▸ **Goal**
Collect the lines of the entries where "title" shows up.

▸ **Raw records**
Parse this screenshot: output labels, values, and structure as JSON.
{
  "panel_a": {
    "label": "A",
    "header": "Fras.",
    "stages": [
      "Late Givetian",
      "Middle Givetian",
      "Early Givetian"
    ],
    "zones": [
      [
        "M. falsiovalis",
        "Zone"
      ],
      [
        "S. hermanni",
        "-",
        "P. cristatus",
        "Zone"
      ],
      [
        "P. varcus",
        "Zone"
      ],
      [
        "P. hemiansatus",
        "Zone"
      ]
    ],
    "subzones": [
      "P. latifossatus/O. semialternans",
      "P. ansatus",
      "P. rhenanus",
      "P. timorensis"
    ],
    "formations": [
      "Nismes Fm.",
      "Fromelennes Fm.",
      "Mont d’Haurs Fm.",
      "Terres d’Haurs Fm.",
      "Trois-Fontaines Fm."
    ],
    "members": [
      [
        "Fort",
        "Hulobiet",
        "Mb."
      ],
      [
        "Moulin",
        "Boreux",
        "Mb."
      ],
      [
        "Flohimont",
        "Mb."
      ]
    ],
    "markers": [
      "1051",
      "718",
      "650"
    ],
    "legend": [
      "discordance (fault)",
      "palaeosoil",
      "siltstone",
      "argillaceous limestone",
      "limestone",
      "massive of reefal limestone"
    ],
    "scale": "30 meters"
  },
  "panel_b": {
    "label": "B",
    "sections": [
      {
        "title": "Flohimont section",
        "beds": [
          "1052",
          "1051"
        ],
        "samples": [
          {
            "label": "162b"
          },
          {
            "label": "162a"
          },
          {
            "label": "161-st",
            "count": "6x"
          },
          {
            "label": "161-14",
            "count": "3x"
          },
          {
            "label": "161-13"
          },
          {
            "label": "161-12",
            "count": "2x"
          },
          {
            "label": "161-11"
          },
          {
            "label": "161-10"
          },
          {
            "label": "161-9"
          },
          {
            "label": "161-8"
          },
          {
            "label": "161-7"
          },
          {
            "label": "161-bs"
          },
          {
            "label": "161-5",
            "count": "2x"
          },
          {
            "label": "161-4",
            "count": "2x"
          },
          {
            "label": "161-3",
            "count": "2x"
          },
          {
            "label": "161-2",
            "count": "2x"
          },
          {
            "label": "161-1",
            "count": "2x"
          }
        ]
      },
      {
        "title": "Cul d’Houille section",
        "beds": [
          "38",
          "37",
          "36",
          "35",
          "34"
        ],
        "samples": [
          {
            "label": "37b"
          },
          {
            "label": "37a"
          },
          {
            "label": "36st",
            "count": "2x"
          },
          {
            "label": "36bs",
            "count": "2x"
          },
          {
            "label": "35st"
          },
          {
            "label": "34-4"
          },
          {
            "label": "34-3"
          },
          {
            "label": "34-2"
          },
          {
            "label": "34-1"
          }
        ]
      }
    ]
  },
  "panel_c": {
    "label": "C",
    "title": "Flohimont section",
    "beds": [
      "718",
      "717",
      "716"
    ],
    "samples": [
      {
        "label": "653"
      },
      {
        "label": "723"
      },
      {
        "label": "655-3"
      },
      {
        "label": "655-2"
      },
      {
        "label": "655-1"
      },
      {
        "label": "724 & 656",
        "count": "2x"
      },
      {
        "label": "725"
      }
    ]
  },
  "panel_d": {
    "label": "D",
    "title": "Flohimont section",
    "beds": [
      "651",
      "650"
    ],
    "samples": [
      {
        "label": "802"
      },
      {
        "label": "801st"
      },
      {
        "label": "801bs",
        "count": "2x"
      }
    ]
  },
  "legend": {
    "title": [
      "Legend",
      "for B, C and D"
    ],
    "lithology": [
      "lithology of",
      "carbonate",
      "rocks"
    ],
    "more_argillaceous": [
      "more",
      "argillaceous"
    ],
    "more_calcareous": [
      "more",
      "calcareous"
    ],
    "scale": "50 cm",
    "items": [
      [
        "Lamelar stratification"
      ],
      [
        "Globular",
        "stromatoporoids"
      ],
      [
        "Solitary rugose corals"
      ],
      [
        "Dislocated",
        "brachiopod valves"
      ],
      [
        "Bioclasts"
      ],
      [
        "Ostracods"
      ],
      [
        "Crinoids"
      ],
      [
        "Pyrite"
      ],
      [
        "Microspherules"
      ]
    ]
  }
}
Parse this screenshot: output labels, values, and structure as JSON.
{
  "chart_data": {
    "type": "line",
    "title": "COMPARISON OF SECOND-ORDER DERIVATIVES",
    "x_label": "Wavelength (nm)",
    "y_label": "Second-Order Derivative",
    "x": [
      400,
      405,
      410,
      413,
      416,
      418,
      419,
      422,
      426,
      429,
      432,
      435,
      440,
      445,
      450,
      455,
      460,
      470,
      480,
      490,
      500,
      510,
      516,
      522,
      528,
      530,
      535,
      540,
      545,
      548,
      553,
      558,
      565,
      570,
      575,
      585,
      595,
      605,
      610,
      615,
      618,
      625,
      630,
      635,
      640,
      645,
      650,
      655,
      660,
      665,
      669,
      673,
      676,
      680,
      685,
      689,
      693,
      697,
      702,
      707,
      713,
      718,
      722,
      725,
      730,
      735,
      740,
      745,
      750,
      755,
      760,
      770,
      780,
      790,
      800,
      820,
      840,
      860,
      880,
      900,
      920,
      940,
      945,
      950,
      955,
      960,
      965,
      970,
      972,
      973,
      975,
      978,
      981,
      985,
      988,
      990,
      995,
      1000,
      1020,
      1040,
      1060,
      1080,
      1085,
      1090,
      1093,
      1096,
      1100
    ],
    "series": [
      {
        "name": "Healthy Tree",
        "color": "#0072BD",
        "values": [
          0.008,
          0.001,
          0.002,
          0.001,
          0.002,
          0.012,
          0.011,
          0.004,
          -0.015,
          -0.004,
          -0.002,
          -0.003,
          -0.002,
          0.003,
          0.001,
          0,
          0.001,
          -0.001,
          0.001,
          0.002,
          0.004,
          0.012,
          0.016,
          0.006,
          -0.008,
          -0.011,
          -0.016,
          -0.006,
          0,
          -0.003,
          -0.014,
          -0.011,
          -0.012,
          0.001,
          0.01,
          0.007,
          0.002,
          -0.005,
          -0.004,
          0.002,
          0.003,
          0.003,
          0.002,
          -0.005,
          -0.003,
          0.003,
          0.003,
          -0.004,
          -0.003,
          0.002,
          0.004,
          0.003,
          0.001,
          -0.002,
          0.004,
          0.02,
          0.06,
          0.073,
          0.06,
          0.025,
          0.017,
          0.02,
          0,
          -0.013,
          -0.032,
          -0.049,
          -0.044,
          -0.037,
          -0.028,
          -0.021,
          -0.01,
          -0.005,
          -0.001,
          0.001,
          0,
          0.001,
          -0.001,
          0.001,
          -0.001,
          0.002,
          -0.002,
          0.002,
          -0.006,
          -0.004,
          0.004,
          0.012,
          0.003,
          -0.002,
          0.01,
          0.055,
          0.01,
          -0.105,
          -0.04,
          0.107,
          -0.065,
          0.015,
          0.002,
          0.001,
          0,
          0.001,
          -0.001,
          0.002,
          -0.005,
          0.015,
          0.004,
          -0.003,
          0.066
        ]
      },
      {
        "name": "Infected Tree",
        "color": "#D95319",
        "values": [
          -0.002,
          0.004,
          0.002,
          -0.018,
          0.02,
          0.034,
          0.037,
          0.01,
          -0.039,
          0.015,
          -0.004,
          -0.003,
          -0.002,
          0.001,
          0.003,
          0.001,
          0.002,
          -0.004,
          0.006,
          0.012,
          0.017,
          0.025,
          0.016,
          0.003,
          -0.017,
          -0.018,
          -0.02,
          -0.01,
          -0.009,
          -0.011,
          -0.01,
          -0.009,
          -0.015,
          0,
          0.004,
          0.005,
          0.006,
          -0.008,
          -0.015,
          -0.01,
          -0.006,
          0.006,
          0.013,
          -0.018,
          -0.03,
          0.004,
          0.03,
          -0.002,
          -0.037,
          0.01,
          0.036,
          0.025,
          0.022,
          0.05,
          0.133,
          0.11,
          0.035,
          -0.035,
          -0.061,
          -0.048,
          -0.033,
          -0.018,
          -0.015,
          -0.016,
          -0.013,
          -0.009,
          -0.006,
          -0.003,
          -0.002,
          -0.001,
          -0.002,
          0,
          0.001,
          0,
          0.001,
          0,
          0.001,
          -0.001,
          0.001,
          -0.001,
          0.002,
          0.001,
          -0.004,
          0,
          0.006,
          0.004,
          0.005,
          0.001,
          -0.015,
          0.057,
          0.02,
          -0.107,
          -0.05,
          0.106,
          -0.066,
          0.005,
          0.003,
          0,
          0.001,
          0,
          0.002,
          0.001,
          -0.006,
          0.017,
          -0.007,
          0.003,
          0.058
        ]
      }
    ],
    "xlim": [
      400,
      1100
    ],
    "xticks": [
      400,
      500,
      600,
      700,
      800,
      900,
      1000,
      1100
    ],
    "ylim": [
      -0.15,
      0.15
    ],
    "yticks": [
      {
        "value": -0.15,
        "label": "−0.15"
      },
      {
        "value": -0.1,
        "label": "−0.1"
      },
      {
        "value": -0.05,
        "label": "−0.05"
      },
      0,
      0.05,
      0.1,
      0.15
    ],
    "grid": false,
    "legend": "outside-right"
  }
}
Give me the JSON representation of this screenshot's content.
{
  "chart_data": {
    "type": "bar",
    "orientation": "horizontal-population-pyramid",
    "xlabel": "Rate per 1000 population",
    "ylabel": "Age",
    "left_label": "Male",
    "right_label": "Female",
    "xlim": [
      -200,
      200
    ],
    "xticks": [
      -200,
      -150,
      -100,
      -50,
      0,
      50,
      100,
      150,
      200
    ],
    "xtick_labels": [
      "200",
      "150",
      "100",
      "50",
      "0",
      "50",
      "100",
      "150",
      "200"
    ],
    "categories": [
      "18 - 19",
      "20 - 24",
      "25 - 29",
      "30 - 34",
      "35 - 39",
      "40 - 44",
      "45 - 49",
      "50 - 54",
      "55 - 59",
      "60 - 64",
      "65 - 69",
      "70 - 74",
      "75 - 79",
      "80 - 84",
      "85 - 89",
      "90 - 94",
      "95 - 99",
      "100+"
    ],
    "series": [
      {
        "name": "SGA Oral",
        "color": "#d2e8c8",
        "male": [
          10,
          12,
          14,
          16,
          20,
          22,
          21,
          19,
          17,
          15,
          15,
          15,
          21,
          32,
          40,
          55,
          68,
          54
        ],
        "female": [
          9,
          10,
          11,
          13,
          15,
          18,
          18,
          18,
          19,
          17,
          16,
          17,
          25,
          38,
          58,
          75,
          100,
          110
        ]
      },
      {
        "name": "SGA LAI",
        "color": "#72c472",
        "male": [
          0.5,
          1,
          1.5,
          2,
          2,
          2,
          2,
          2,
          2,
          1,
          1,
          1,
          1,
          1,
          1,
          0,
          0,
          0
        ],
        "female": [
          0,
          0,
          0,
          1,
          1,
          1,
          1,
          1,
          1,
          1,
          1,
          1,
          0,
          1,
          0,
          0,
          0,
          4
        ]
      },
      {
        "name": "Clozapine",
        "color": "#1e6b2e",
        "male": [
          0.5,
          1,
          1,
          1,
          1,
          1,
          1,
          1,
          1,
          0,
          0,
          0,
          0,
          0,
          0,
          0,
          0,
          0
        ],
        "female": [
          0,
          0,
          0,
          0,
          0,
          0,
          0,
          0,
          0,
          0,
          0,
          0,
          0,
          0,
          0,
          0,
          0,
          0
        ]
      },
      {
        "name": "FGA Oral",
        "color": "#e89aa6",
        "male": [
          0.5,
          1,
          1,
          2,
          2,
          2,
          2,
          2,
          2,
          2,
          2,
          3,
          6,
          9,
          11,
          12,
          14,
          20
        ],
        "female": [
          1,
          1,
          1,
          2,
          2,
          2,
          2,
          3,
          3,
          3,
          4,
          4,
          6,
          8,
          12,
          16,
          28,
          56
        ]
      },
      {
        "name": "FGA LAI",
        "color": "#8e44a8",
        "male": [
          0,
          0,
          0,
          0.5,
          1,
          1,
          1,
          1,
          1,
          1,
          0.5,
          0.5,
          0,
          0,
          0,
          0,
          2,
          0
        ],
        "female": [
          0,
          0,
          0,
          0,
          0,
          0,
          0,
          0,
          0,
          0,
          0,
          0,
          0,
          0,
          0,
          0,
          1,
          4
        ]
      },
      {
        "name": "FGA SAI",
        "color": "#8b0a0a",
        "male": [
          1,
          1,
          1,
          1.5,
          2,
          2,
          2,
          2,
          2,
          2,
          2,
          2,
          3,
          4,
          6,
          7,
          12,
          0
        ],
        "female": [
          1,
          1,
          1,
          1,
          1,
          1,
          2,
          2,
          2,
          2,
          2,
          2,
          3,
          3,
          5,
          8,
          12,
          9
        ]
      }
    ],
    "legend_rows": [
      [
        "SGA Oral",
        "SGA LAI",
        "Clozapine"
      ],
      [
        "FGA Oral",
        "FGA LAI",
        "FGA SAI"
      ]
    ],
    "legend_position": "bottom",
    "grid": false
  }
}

▸ **Exercise answer**
        "title": "Flohimont section",
        "title": "Cul d’Houille section",
    "title": "Flohimont section",
    "title": "Flohimont section",
    "title": [
    "title": "COMPARISON OF SECOND-ORDER DERIVATIVES",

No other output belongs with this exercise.